Collected data entries:
-=-=-=-=-

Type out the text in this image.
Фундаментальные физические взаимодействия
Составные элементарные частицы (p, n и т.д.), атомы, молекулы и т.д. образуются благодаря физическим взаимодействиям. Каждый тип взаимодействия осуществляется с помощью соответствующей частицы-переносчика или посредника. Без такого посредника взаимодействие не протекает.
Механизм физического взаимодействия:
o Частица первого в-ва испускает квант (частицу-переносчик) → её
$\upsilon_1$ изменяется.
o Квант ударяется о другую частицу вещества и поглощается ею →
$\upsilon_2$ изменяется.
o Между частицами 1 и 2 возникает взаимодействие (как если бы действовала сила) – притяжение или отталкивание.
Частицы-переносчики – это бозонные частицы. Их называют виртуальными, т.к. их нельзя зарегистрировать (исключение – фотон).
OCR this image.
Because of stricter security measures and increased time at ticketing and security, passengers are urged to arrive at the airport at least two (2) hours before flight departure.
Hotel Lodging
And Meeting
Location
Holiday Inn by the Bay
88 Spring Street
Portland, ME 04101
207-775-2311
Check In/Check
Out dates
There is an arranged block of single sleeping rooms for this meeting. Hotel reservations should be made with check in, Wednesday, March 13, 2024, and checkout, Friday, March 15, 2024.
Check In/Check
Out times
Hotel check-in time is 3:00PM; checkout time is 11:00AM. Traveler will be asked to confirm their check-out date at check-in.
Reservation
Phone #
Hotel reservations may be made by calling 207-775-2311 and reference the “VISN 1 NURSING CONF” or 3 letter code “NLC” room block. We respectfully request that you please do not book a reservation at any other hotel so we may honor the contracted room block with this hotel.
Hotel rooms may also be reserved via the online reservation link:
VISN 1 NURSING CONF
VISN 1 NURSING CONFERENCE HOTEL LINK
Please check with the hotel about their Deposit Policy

-=-=-=-=-

Task to carry out: Reproduce the records in full, exactly as written.

Response:
Type out the text in this image.
Фундаментальные физические взаимодействия
Составные элементарные частицы (p, n и т.д.), атомы, молекулы и т.д. образуются благодаря физическим взаимодействиям. Каждый тип взаимодействия осуществляется с помощью соответствующей частицы-переносчика или посредника. Без такого посредника взаимодействие не протекает.
Механизм физического взаимодействия:
o Частица первого в-ва испускает квант (частицу-переносчик) → её
$\upsilon_1$ изменяется.
o Квант ударяется о другую частицу вещества и поглощается ею →
$\upsilon_2$ изменяется.
o Между частицами 1 и 2 возникает взаимодействие (как если бы действовала сила) – притяжение или отталкивание.
Частицы-переносчики – это бозонные частицы. Их называют виртуальными, т.к. их нельзя зарегистрировать (исключение – фотон).
OCR this image.
Because of stricter security measures and increased time at ticketing and security, passengers are urged to arrive at the airport at least two (2) hours before flight departure.
Hotel Lodging
And Meeting
Location
Holiday Inn by the Bay
88 Spring Street
Portland, ME 04101
207-775-2311
Check In/Check
Out dates
There is an arranged block of single sleeping rooms for this meeting. Hotel reservations should be made with check in, Wednesday, March 13, 2024, and checkout, Friday, March 15, 2024.
Check In/Check
Out times
Hotel check-in time is 3:00PM; checkout time is 11:00AM. Traveler will be asked to confirm their check-out date at check-in.
Reservation
Phone #
Hotel reservations may be made by calling 207-775-2311 and reference the “VISN 1 NURSING CONF” or 3 letter code “NLC” room block. We respectfully request that you please do not book a reservation at any other hotel so we may honor the contracted room block with this hotel.
Hotel rooms may also be reserved via the online reservation link:
VISN 1 NURSING CONF
VISN 1 NURSING CONFERENCE HOTEL LINK
Please check with the hotel about their Deposit Policy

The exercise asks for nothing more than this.